__What the task asks__:
All of the material below is to be retyped exactly.

◆ ◆ ◆ ◆

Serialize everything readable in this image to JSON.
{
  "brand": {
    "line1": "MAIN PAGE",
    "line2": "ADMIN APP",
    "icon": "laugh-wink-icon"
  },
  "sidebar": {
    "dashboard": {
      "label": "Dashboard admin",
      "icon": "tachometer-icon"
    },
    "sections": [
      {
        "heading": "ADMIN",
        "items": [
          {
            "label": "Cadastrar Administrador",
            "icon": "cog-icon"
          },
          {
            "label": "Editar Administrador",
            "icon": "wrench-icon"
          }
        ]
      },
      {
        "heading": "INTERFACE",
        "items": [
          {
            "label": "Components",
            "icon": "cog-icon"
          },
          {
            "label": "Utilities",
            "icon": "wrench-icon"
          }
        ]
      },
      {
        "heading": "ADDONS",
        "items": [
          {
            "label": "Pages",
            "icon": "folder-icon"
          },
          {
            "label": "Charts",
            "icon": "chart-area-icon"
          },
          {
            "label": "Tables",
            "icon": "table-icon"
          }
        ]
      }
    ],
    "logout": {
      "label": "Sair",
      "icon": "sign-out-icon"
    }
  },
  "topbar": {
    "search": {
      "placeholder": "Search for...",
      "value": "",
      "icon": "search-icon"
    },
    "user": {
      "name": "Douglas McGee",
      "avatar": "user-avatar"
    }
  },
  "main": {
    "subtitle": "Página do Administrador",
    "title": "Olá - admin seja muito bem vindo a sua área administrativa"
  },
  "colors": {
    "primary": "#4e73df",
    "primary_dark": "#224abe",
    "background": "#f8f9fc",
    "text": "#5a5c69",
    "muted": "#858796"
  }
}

◆ ◆ ◆ ◆

__Finished exercise__:
Serialize everything readable in this image to JSON.
{
  "brand": {
    "line1": "MAIN PAGE",
    "line2": "ADMIN APP",
    "icon": "laugh-wink-icon"
  },
  "sidebar": {
    "dashboard": {
      "label": "Dashboard admin",
      "icon": "tachometer-icon"
    },
    "sections": [
      {
        "heading": "ADMIN",
        "items": [
          {
            "label": "Cadastrar Administrador",
            "icon": "cog-icon"
          },
          {
            "label": "Editar Administrador",
            "icon": "wrench-icon"
          }
        ]
      },
      {
        "heading": "INTERFACE",
        "items": [
          {
            "label": "Components",
            "icon": "cog-icon"
          },
          {
            "label": "Utilities",
            "icon": "wrench-icon"
          }
        ]
      },
      {
        "heading": "ADDONS",
        "items": [
          {
            "label": "Pages",
            "icon": "folder-icon"
          },
          {
            "label": "Charts",
            "icon": "chart-area-icon"
          },
          {
            "label": "Tables",
            "icon": "table-icon"
          }
        ]
      }
    ],
    "logout": {
      "label": "Sair",
      "icon": "sign-out-icon"
    }
  },
  "topbar": {
    "search": {
      "placeholder": "Search for...",
      "value": "",
      "icon": "search-icon"
    },
    "user": {
      "name": "Douglas McGee",
      "avatar": "user-avatar"
    }
  },
  "main": {
    "subtitle": "Página do Administrador",
    "title": "Olá - admin seja muito bem vindo a sua área administrativa"
  },
  "colors": {
    "primary": "#4e73df",
    "primary_dark": "#224abe",
    "background": "#f8f9fc",
    "text": "#5a5c69",
    "muted": "#858796"
  }
}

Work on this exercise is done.